======== Information shown ========

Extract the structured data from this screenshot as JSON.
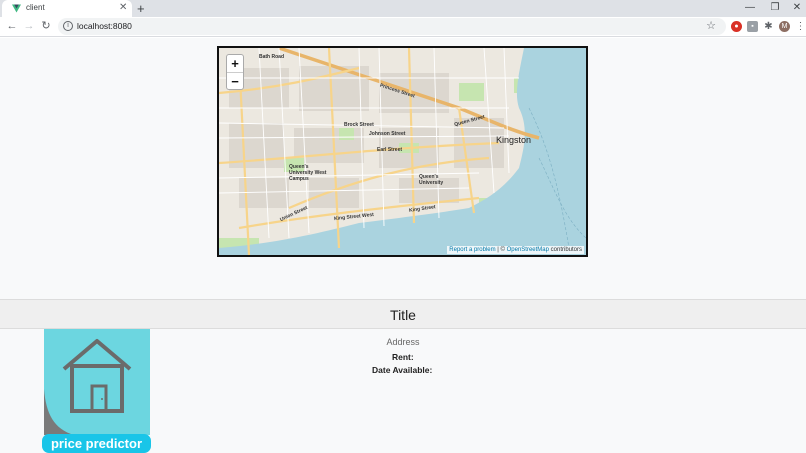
{
  "browser": {
    "tab_title": "client",
    "tab_close": "✕",
    "new_tab": "+",
    "url": "localhost:8080",
    "window_controls": {
      "minimize": "—",
      "restore": "❐",
      "close": "✕"
    },
    "profile_initial": "M",
    "icons": [
      "back-icon",
      "forward-icon",
      "reload-icon",
      "info-icon",
      "star-icon",
      "extension-icon",
      "menu-icon"
    ]
  },
  "map": {
    "zoom_in": "+",
    "zoom_out": "−",
    "attribution_report": "Report a problem",
    "attribution_sep": " | © ",
    "attribution_osm": "OpenStreetMap",
    "attribution_tail": " contributors",
    "labels": {
      "bath_road": "Bath Road",
      "princess_street": "Princess Street",
      "brock_street": "Brock Street",
      "johnson_street": "Johnson Street",
      "earl_street": "Earl Street",
      "queens_west": "Queen's University West Campus",
      "union_street": "Union Street",
      "queens_univ": "Queen's University",
      "king_street_west": "King Street West",
      "king_street": "King Street",
      "kingston": "Kingston",
      "queen_street": "Queen Street"
    },
    "colors": {
      "water": "#aad3df",
      "land": "#f2efe9",
      "park": "#c8e6b0",
      "major_road": "#f7d48a",
      "minor_road": "#ffffff"
    }
  },
  "listing": {
    "title": "Title",
    "address": "Address",
    "rent_label": "Rent:",
    "date_label": "Date Available:",
    "predictor_button": "price predictor",
    "colors": {
      "thumb": "#6cd6e0",
      "button": "#19c5e8"
    }
  }
}
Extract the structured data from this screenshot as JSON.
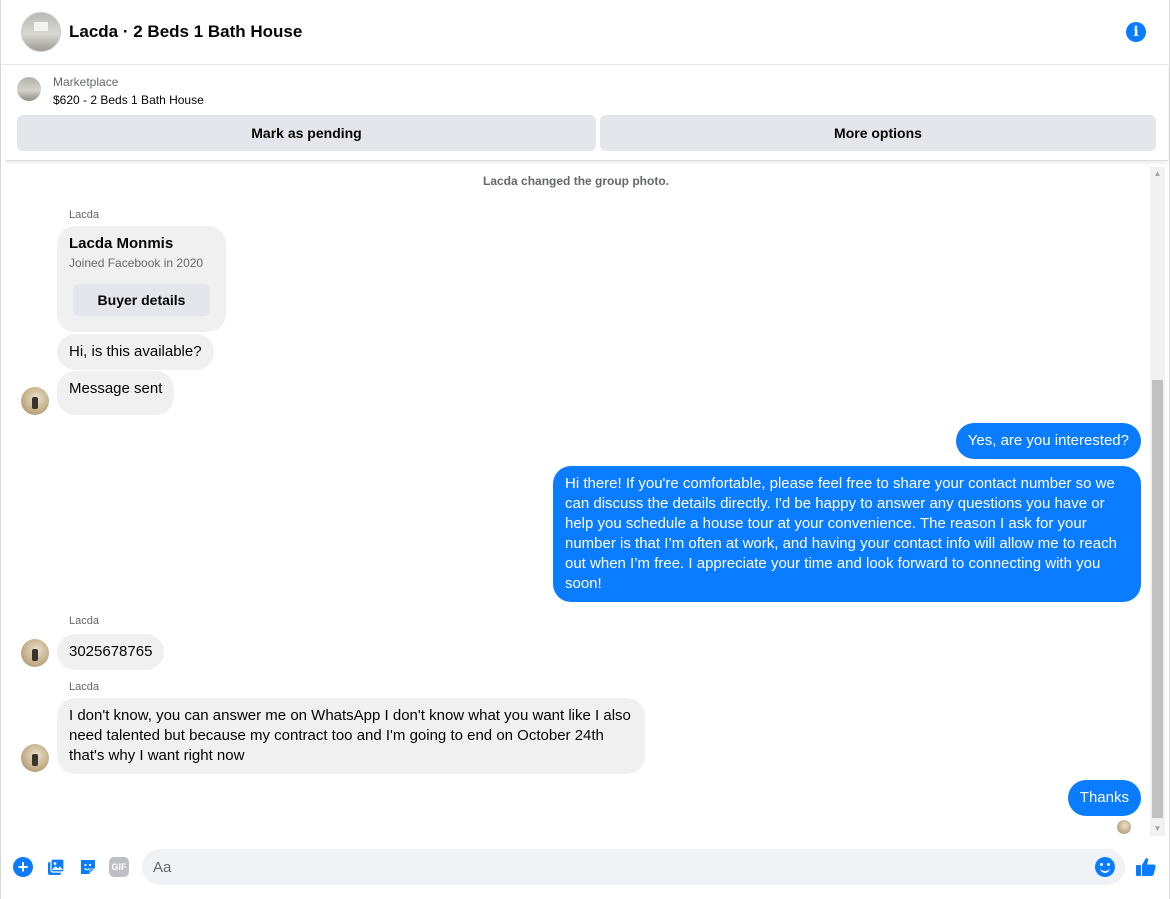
{
  "header": {
    "title": "Lacda · 2 Beds 1 Bath House",
    "info_icon": "info-icon"
  },
  "marketplace": {
    "label": "Marketplace",
    "listing": "$620 - 2 Beds 1 Bath House",
    "mark_pending_label": "Mark as pending",
    "more_options_label": "More options"
  },
  "chat": {
    "system_message": "Lacda changed the group photo.",
    "buyer_card": {
      "sender": "Lacda",
      "name": "Lacda Monmis",
      "joined": "Joined Facebook in 2020",
      "button_label": "Buyer details"
    },
    "messages": [
      {
        "direction": "in",
        "sender": "",
        "text": "Hi, is this available?"
      },
      {
        "direction": "in",
        "sender": "",
        "text": "Message sent"
      },
      {
        "direction": "out",
        "text": "Yes, are you interested?"
      },
      {
        "direction": "out",
        "text": "Hi there! If you're comfortable, please feel free to share your contact number so we can discuss the details directly. I'd be happy to answer any questions you have or help you schedule a house tour at your convenience. The reason I ask for your number is that I’m often at work, and having your contact info will allow me to reach out when I’m free. I appreciate your time and look forward to connecting with you soon!"
      },
      {
        "direction": "in",
        "sender": "Lacda",
        "text": "3025678765"
      },
      {
        "direction": "in",
        "sender": "Lacda",
        "text": "I don't know, you can answer me on WhatsApp I don't know what you want like I also need talented but because my contract too and I'm going to end on October 24th that's why I want right now"
      },
      {
        "direction": "out",
        "text": "Thanks"
      }
    ]
  },
  "composer": {
    "placeholder": "Aa",
    "gif_label": "GIF",
    "icons": [
      "plus-icon",
      "photo-icon",
      "sticker-icon",
      "gif-icon",
      "emoji-icon",
      "thumbs-up-icon"
    ]
  },
  "colors": {
    "accent": "#0a7cff",
    "incoming_bubble": "#f0f0f0",
    "button_bg": "#e4e6eb",
    "secondary_text": "#65676b"
  }
}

========

> **Problem statement**
Transcribe every line in the entries above, taking out only the images.

> **Output of the task**
Extract the structured data from this screenshot as JSON.
{
  "browser": {
    "tab_title": "client",
    "tab_close": "✕",
    "new_tab": "+",
    "url": "localhost:8080",
    "window_controls": {
      "minimize": "—",
      "restore": "❐",
      "close": "✕"
    },
    "profile_initial": "M",
    "icons": [
      "back-icon",
      "forward-icon",
      "reload-icon",
      "info-icon",
      "star-icon",
      "extension-icon",
      "menu-icon"
    ]
  },
  "map": {
    "zoom_in": "+",
    "zoom_out": "−",
    "attribution_report": "Report a problem",
    "attribution_sep": " | © ",
    "attribution_osm": "OpenStreetMap",
    "attribution_tail": " contributors",
    "labels": {
      "bath_road": "Bath Road",
      "princess_street": "Princess Street",
      "brock_street": "Brock Street",
      "johnson_street": "Johnson Street",
      "earl_street": "Earl Street",
      "queens_west": "Queen's University West Campus",
      "union_street": "Union Street",
      "queens_univ": "Queen's University",
      "king_street_west": "King Street West",
      "king_street": "King Street",
      "kingston": "Kingston",
      "queen_street": "Queen Street"
    },
    "colors": {
      "water": "#aad3df",
      "land": "#f2efe9",
      "park": "#c8e6b0",
      "major_road": "#f7d48a",
      "minor_road": "#ffffff"
    }
  },
  "listing": {
    "title": "Title",
    "address": "Address",
    "rent_label": "Rent:",
    "date_label": "Date Available:",
    "predictor_button": "price predictor",
    "colors": {
      "thumb": "#6cd6e0",
      "button": "#19c5e8"
    }
  }
}
Extract the structured data from this screenshot as JSON.
{
  "header": {
    "title": "Lacda · 2 Beds 1 Bath House",
    "info_icon": "info-icon"
  },
  "marketplace": {
    "label": "Marketplace",
    "listing": "$620 - 2 Beds 1 Bath House",
    "mark_pending_label": "Mark as pending",
    "more_options_label": "More options"
  },
  "chat": {
    "system_message": "Lacda changed the group photo.",
    "buyer_card": {
      "sender": "Lacda",
      "name": "Lacda Monmis",
      "joined": "Joined Facebook in 2020",
      "button_label": "Buyer details"
    },
    "messages": [
      {
        "direction": "in",
        "sender": "",
        "text": "Hi, is this available?"
      },
      {
        "direction": "in",
        "sender": "",
        "text": "Message sent"
      },
      {
        "direction": "out",
        "text": "Yes, are you interested?"
      },
      {
        "direction": "out",
        "text": "Hi there! If you're comfortable, please feel free to share your contact number so we can discuss the details directly. I'd be happy to answer any questions you have or help you schedule a house tour at your convenience. The reason I ask for your number is that I’m often at work, and having your contact info will allow me to reach out when I’m free. I appreciate your time and look forward to connecting with you soon!"
      },
      {
        "direction": "in",
        "sender": "Lacda",
        "text": "3025678765"
      },
      {
        "direction": "in",
        "sender": "Lacda",
        "text": "I don't know, you can answer me on WhatsApp I don't know what you want like I also need talented but because my contract too and I'm going to end on October 24th that's why I want right now"
      },
      {
        "direction": "out",
        "text": "Thanks"
      }
    ]
  },
  "composer": {
    "placeholder": "Aa",
    "gif_label": "GIF",
    "icons": [
      "plus-icon",
      "photo-icon",
      "sticker-icon",
      "gif-icon",
      "emoji-icon",
      "thumbs-up-icon"
    ]
  },
  "colors": {
    "accent": "#0a7cff",
    "incoming_bubble": "#f0f0f0",
    "button_bg": "#e4e6eb",
    "secondary_text": "#65676b"
  }
}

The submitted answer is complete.